Saved entries:
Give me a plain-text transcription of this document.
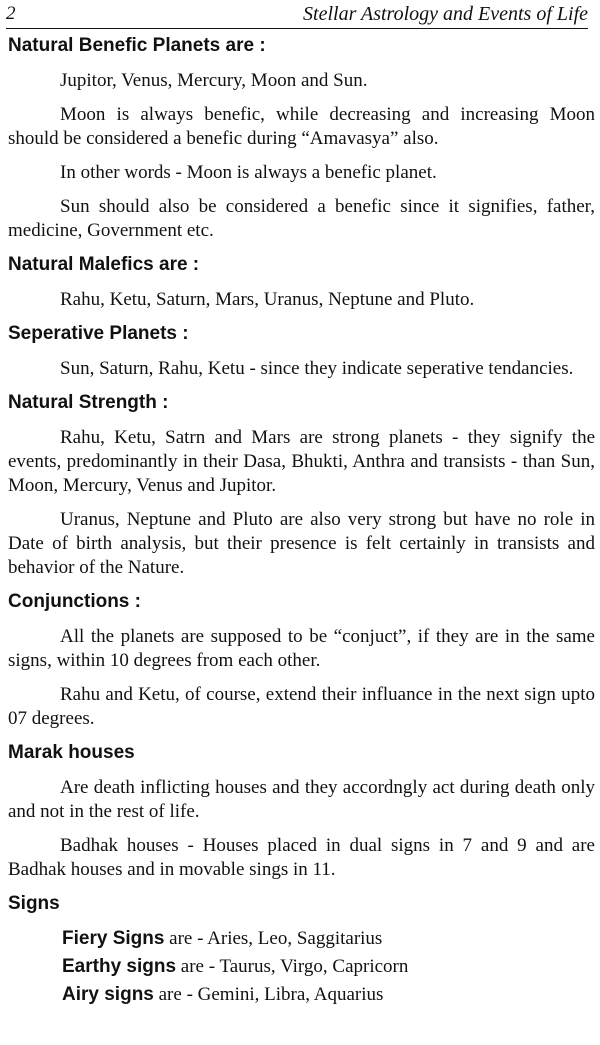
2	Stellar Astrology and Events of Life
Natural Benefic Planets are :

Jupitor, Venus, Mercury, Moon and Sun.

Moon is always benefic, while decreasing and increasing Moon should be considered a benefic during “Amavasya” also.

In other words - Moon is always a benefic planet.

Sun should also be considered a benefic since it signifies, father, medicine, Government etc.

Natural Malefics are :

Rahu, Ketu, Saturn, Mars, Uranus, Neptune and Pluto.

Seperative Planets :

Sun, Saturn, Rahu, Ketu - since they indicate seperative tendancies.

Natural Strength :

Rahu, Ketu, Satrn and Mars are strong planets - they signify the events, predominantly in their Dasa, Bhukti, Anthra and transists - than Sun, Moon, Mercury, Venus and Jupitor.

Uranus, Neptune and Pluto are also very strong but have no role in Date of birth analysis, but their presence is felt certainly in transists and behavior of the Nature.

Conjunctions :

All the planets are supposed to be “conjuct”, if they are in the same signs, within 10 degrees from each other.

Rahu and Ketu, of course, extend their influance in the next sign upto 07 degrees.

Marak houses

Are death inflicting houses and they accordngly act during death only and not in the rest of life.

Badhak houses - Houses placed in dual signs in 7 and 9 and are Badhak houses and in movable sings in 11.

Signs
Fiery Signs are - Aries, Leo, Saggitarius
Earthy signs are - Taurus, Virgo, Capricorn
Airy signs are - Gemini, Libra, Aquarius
...
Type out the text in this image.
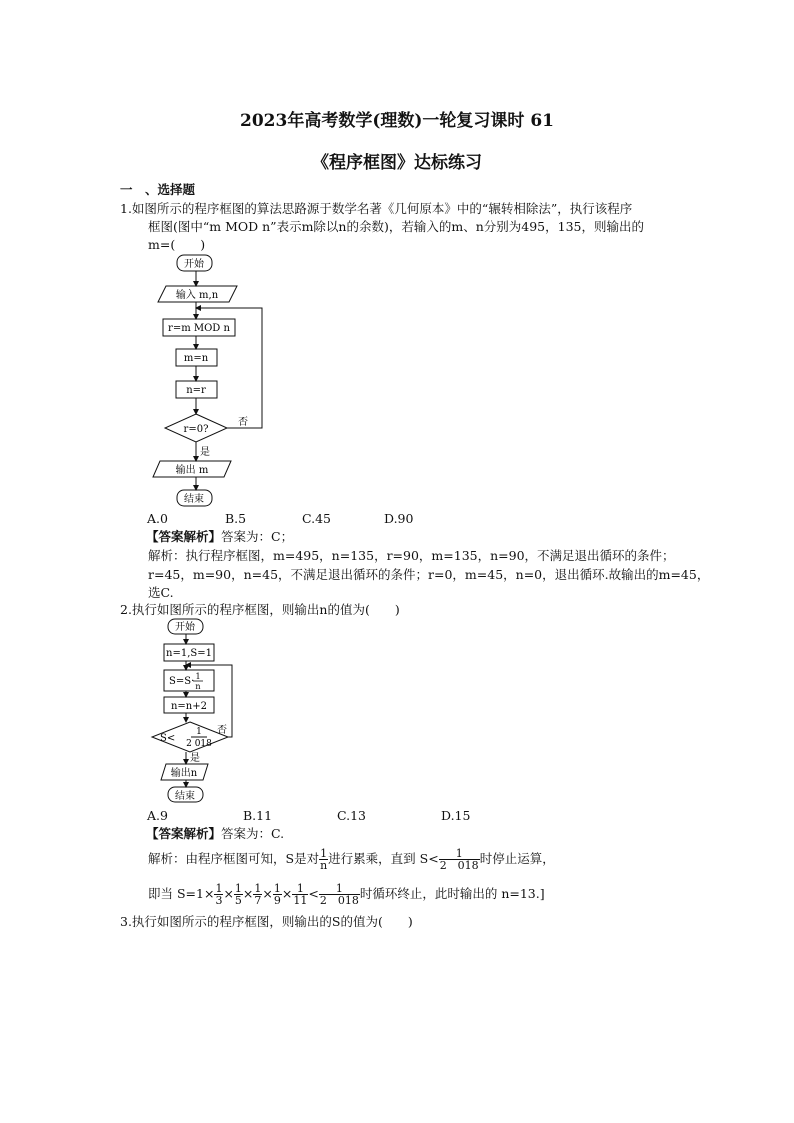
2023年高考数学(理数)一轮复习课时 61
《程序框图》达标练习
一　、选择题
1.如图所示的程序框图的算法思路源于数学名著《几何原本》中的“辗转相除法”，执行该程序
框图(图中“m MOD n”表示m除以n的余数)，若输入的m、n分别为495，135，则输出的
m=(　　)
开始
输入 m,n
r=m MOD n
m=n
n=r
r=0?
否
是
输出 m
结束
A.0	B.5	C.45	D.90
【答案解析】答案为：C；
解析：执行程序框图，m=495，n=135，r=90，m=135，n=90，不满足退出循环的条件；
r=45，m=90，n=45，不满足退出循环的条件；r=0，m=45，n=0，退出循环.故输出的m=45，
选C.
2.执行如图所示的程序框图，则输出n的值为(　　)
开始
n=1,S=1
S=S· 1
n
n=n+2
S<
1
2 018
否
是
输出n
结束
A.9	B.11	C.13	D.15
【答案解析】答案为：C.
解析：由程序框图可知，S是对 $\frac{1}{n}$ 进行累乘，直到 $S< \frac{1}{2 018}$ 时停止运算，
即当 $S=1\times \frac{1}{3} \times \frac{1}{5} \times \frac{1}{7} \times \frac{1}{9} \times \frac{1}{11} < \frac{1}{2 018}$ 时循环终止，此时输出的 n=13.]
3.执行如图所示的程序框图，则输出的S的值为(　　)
...
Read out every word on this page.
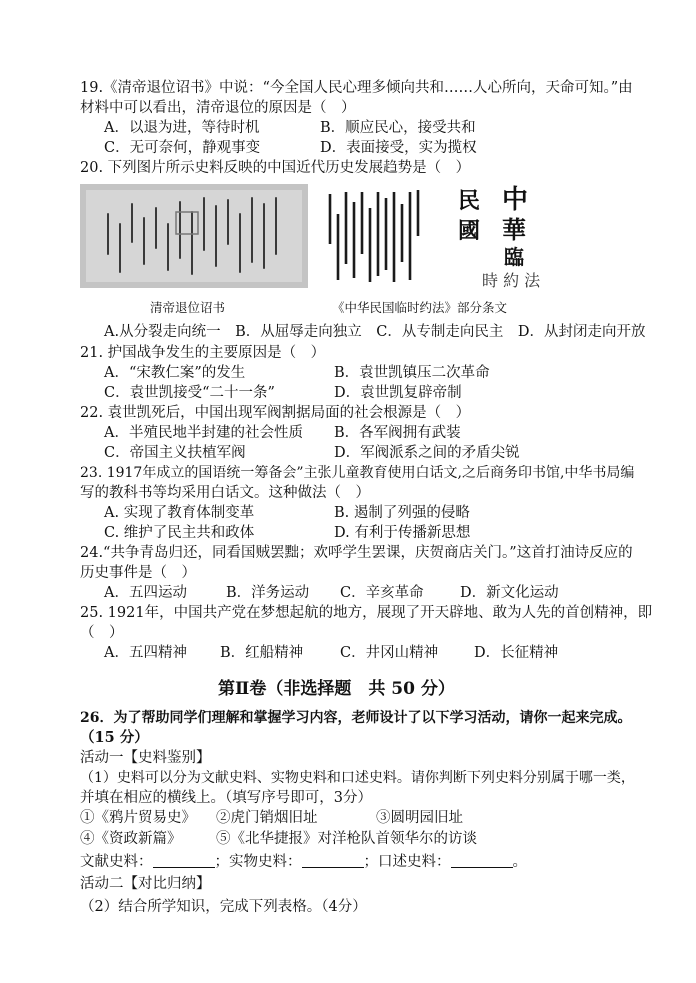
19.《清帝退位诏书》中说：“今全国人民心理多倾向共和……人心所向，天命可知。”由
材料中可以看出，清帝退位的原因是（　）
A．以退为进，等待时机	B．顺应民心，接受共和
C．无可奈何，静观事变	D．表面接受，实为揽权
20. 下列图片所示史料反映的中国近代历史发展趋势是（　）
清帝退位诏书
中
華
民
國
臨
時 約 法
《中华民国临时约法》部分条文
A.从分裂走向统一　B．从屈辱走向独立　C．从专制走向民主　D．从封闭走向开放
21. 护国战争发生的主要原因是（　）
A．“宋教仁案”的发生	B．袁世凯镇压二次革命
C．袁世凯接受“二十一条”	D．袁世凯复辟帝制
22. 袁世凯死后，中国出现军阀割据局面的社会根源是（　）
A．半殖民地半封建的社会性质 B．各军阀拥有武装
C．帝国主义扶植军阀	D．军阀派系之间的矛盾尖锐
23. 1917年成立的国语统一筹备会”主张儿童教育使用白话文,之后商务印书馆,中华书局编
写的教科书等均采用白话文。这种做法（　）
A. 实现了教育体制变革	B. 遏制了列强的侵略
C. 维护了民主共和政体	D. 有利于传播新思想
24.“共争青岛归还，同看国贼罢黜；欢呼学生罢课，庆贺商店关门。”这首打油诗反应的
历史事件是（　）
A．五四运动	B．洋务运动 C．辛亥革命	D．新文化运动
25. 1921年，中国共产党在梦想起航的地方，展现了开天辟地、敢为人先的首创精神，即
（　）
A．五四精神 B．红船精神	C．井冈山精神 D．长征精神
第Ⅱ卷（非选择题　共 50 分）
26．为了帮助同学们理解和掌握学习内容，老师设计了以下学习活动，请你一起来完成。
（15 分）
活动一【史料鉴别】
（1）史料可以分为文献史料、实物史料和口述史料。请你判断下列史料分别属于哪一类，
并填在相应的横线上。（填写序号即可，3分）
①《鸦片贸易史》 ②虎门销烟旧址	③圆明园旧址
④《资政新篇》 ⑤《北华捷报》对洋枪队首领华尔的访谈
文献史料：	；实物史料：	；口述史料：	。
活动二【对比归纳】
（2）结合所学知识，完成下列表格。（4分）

=== Task description ===
Determine how many lines of the data contain "they" and give nothing but that number.

=== The output ===
4